[REQUIRED WORK]
Without omitting anything, retype the data that follows.

[RECORDED INFORMATION]
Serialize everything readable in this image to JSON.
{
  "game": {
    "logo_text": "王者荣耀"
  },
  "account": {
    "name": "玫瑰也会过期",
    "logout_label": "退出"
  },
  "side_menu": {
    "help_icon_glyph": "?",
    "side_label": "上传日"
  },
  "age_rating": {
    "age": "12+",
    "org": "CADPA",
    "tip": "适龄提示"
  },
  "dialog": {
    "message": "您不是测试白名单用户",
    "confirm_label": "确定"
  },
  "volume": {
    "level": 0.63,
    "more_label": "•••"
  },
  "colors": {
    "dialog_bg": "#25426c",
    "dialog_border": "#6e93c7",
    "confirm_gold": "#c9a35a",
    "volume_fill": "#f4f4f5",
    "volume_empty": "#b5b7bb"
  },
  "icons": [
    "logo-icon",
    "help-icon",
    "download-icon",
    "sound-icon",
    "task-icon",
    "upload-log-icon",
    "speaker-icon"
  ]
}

[EXERCISE RESPONSE]
Serialize everything readable in this image to JSON.
{
  "game": {
    "logo_text": "王者荣耀"
  },
  "account": {
    "name": "玫瑰也会过期",
    "logout_label": "退出"
  },
  "side_menu": {
    "help_icon_glyph": "?",
    "side_label": "上传日"
  },
  "age_rating": {
    "age": "12+",
    "org": "CADPA",
    "tip": "适龄提示"
  },
  "dialog": {
    "message": "您不是测试白名单用户",
    "confirm_label": "确定"
  },
  "volume": {
    "level": 0.63,
    "more_label": "•••"
  },
  "colors": {
    "dialog_bg": "#25426c",
    "dialog_border": "#6e93c7",
    "confirm_gold": "#c9a35a",
    "volume_fill": "#f4f4f5",
    "volume_empty": "#b5b7bb"
  },
  "icons": [
    "logo-icon",
    "help-icon",
    "download-icon",
    "sound-icon",
    "task-icon",
    "upload-log-icon",
    "speaker-icon"
  ]
}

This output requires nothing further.